WHAT YOU ARE ASKED TO DO:
Beginning with the line containing "Extract all readable text from this page." and ending with the last line, repeat the records exactly.

LISTED RECORDS:
··········
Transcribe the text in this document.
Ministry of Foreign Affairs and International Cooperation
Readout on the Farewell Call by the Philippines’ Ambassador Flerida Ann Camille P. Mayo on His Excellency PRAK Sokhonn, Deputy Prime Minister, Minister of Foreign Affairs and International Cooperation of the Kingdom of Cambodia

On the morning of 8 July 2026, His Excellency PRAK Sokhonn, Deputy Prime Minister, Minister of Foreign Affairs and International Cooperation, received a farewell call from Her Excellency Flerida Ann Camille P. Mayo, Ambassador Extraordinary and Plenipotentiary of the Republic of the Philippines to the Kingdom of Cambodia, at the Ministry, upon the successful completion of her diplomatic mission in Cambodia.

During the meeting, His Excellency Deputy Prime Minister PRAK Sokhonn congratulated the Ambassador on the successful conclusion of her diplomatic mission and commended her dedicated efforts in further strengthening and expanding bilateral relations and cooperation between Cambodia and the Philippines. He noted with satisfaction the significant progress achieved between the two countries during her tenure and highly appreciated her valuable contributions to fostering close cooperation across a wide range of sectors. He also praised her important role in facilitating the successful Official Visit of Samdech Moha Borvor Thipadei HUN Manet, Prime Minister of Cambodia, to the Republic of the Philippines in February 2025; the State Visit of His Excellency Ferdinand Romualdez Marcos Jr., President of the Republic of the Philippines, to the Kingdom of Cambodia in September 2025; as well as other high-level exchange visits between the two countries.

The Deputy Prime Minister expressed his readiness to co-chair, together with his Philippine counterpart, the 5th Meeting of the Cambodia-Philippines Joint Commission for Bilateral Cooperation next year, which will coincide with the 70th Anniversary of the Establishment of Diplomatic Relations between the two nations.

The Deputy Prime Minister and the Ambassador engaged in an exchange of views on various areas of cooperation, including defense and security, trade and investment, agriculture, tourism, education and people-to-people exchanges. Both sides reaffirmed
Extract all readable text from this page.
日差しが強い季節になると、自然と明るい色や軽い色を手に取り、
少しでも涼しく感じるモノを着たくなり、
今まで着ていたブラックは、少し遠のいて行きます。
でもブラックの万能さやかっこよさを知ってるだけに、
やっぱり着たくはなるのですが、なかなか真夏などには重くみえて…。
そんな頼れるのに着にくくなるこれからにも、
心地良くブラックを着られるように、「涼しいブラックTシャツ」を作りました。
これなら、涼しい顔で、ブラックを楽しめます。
··········
WRITTEN RESPONSE:
Extract all readable text from this page.
日差しが強い季節になると、自然と明るい色や軽い色を手に取り、
少しでも涼しく感じるモノを着たくなり、
今まで着ていたブラックは、少し遠のいて行きます。
でもブラックの万能さやかっこよさを知ってるだけに、
やっぱり着たくはなるのですが、なかなか真夏などには重くみえて…。
そんな頼れるのに着にくくなるこれからにも、
心地良くブラックを着られるように、「涼しいブラックTシャツ」を作りました。
これなら、涼しい顔で、ブラックを楽しめます。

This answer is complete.